SET TASK
From the entries that follow, gather each line holding the word "being".

***** ENTRIES SUPPLIED

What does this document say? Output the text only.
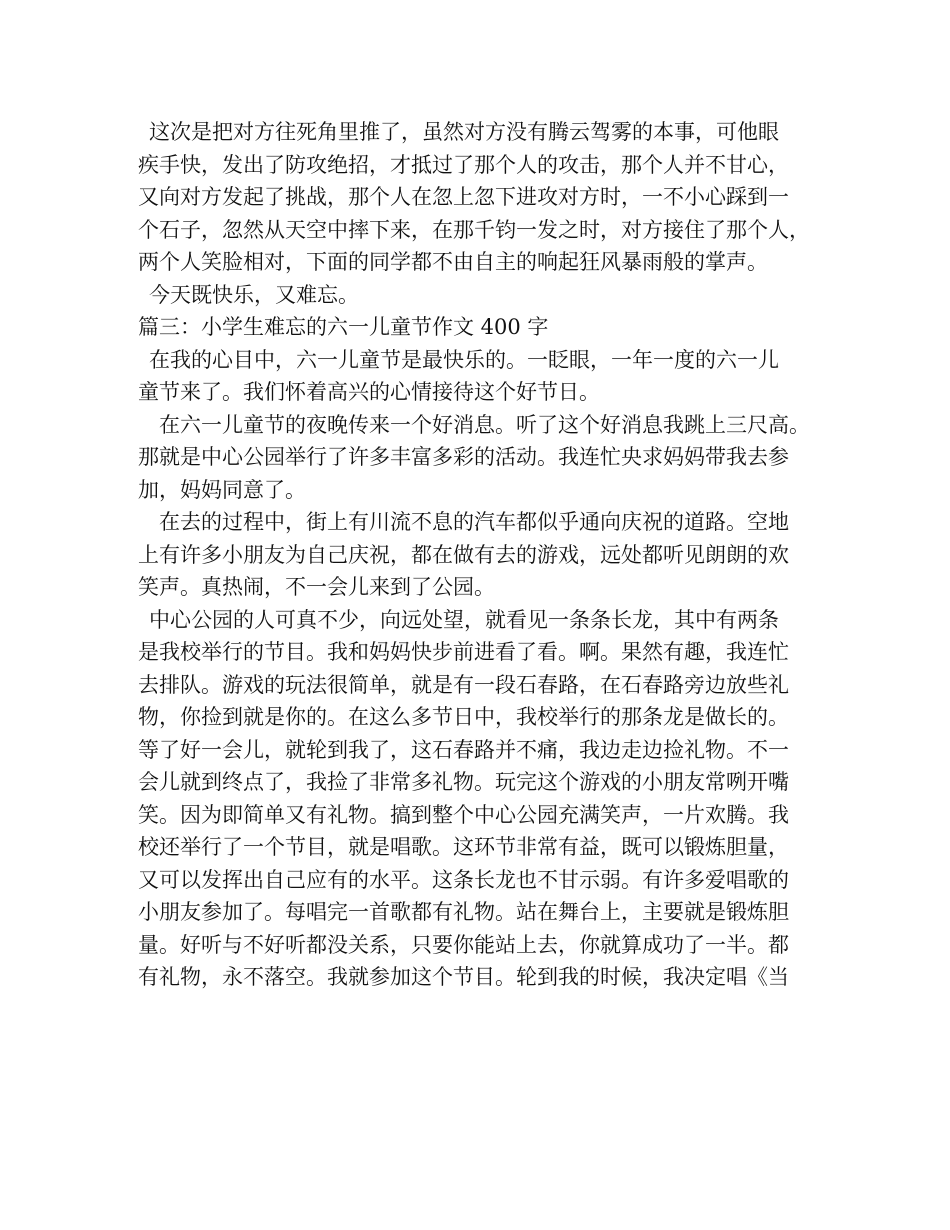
这次是把对方往死角里推了，虽然对方没有腾云驾雾的本事，可他眼
疾手快，发出了防攻绝招，才抵过了那个人的攻击，那个人并不甘心，
又向对方发起了挑战，那个人在忽上忽下进攻对方时，一不小心踩到一
个石子，忽然从天空中摔下来，在那千钧一发之时，对方接住了那个人，
两个人笑脸相对，下面的同学都不由自主的响起狂风暴雨般的掌声。
今天既快乐，又难忘。
篇三：小学生难忘的六一儿童节作文 400 字
在我的心目中，六一儿童节是最快乐的。一眨眼，一年一度的六一儿
童节来了。我们怀着高兴的心情接待这个好节日。
在六一儿童节的夜晚传来一个好消息。听了这个好消息我跳上三尺高。
那就是中心公园举行了许多丰富多彩的活动。我连忙央求妈妈带我去参
加，妈妈同意了。
在去的过程中，街上有川流不息的汽车都似乎通向庆祝的道路。空地
上有许多小朋友为自己庆祝，都在做有去的游戏，远处都听见朗朗的欢
笑声。真热闹，不一会儿来到了公园。
中心公园的人可真不少，向远处望，就看见一条条长龙，其中有两条
是我校举行的节目。我和妈妈快步前进看了看。啊。果然有趣，我连忙
去排队。游戏的玩法很简单，就是有一段石春路，在石春路旁边放些礼
物，你捡到就是你的。在这么多节日中，我校举行的那条龙是做长的。
等了好一会儿，就轮到我了，这石春路并不痛，我边走边捡礼物。不一
会儿就到终点了，我捡了非常多礼物。玩完这个游戏的小朋友常咧开嘴
笑。因为即简单又有礼物。搞到整个中心公园充满笑声，一片欢腾。我
校还举行了一个节目，就是唱歌。这环节非常有益，既可以锻炼胆量，
又可以发挥出自己应有的水平。这条长龙也不甘示弱。有许多爱唱歌的
小朋友参加了。每唱完一首歌都有礼物。站在舞台上，主要就是锻炼胆
量。好听与不好听都没关系，只要你能站上去，你就算成功了一半。都
有礼物，永不落空。我就参加这个节目。轮到我的时候，我决定唱《当
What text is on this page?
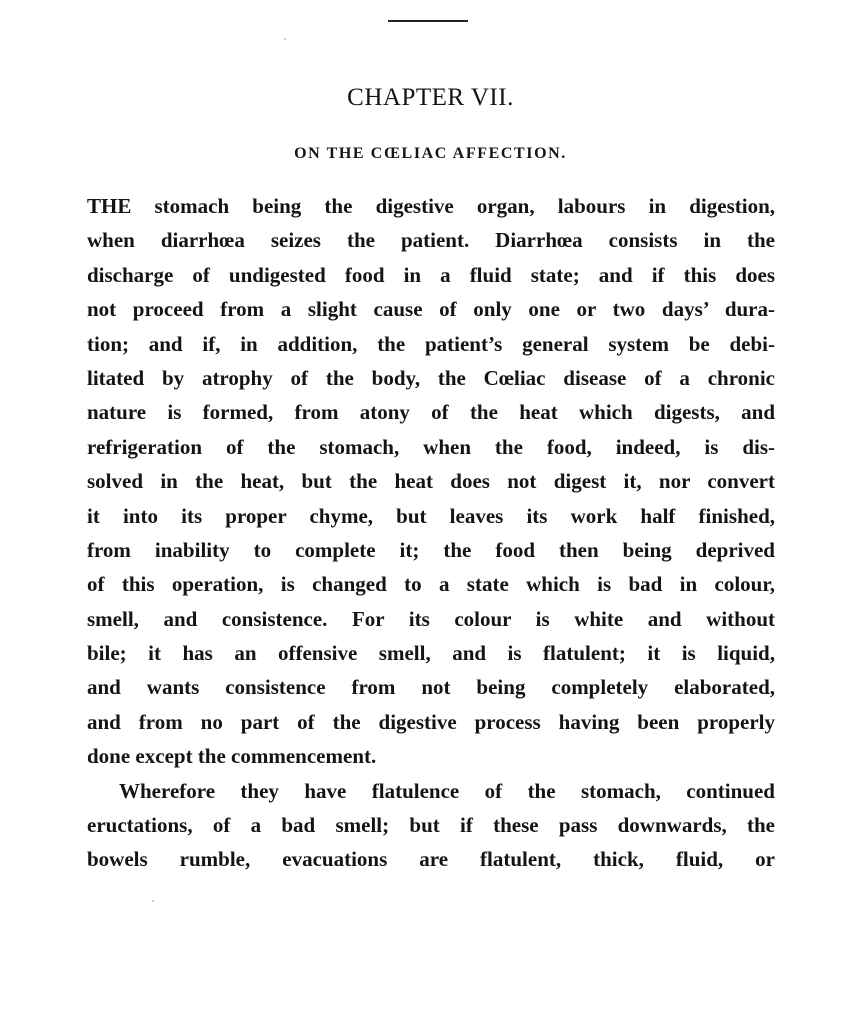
CHAPTER VII.
ON THE CŒLIAC AFFECTION.
THE stomach being the digestive organ, labours in digestion,
when diarrhœa seizes the patient. Diarrhœa consists in the
discharge of undigested food in a fluid state; and if this does
not proceed from a slight cause of only one or two days’ dura-
tion; and if, in addition, the patient’s general system be debi-
litated by atrophy of the body, the Cœliac disease of a chronic
nature is formed, from atony of the heat which digests, and
refrigeration of the stomach, when the food, indeed, is dis-
solved in the heat, but the heat does not digest it, nor convert
it into its proper chyme, but leaves its work half finished,
from inability to complete it; the food then being deprived
of this operation, is changed to a state which is bad in colour,
smell, and consistence. For its colour is white and without
bile; it has an offensive smell, and is flatulent; it is liquid,
and wants consistence from not being completely elaborated,
and from no part of the digestive process having been properly
done except the commencement.
Wherefore they have flatulence of the stomach, continued
eructations, of a bad smell; but if these pass downwards, the
bowels rumble, evacuations are flatulent, thick, fluid, or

**********

WRITTEN RESPONSE
THE stomach being the digestive organ, labours in digestion,
from inability to complete it; the food then being deprived
and wants consistence from not being completely elaborated,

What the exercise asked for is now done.